▶ AIM: Omit the pictures, please, and give each record below again exactly.

[Data excerpts]
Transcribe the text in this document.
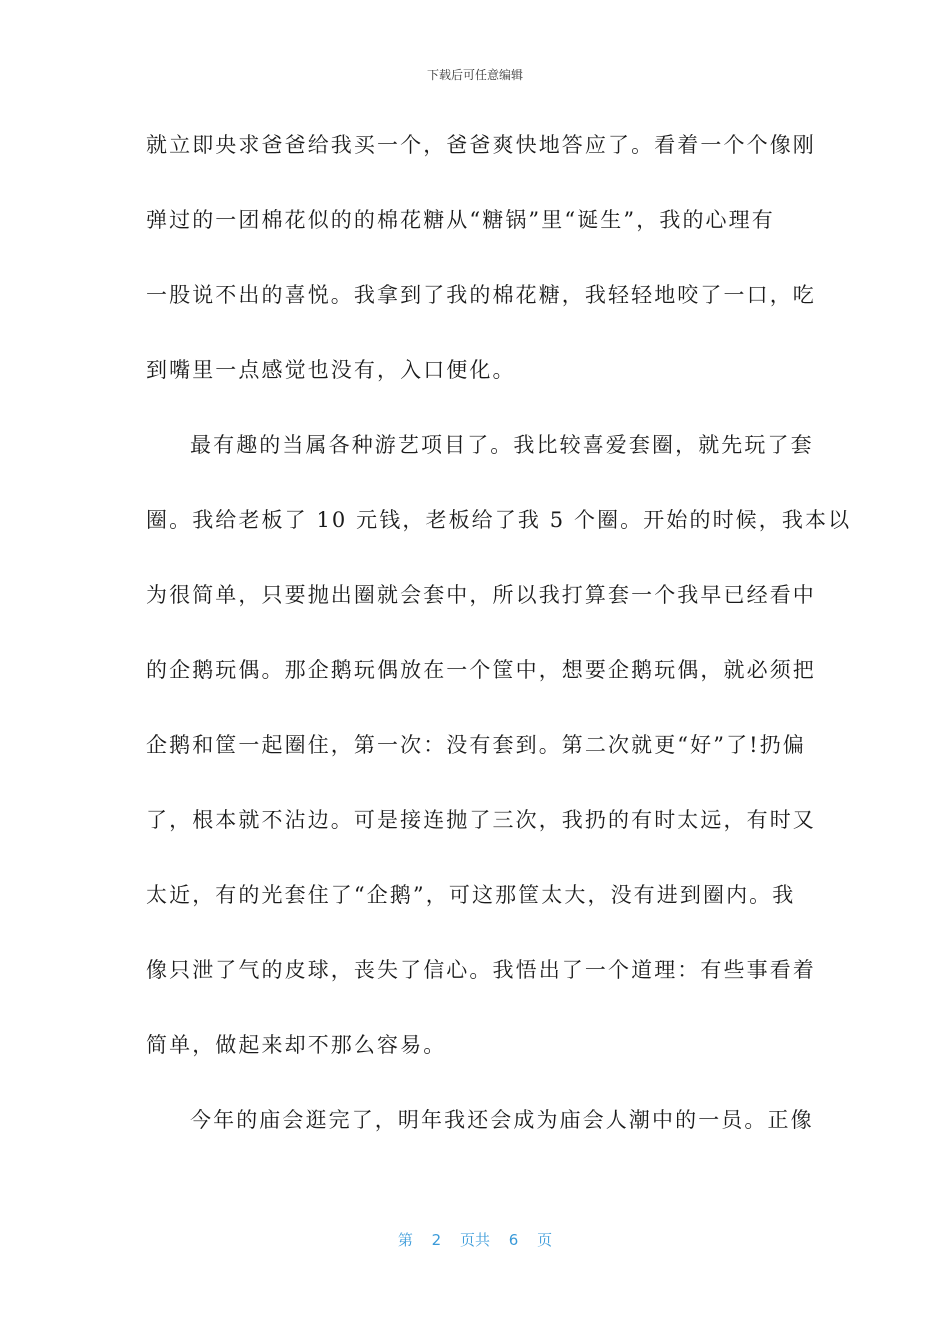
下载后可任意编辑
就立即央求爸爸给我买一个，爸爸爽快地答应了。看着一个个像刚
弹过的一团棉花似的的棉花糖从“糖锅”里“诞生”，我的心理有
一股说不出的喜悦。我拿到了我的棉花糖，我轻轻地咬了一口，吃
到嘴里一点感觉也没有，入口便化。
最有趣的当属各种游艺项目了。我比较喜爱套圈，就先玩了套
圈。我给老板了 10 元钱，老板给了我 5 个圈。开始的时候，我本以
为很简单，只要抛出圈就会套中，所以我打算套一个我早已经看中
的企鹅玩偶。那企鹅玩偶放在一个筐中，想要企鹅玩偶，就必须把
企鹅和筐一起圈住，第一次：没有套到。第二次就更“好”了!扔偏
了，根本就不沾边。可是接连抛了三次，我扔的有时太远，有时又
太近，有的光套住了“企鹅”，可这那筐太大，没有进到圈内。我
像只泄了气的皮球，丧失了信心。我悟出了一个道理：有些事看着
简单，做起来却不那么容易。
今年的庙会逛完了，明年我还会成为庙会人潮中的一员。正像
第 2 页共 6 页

▶ COMPLETED TASK:
Transcribe the text in this document.
下载后可任意编辑
就立即央求爸爸给我买一个，爸爸爽快地答应了。看着一个个像刚
弹过的一团棉花似的的棉花糖从“糖锅”里“诞生”，我的心理有
一股说不出的喜悦。我拿到了我的棉花糖，我轻轻地咬了一口，吃
到嘴里一点感觉也没有，入口便化。
最有趣的当属各种游艺项目了。我比较喜爱套圈，就先玩了套
圈。我给老板了 10 元钱，老板给了我 5 个圈。开始的时候，我本以
为很简单，只要抛出圈就会套中，所以我打算套一个我早已经看中
的企鹅玩偶。那企鹅玩偶放在一个筐中，想要企鹅玩偶，就必须把
企鹅和筐一起圈住，第一次：没有套到。第二次就更“好”了!扔偏
了，根本就不沾边。可是接连抛了三次，我扔的有时太远，有时又
太近，有的光套住了“企鹅”，可这那筐太大，没有进到圈内。我
像只泄了气的皮球，丧失了信心。我悟出了一个道理：有些事看着
简单，做起来却不那么容易。
今年的庙会逛完了，明年我还会成为庙会人潮中的一员。正像
第 2 页共 6 页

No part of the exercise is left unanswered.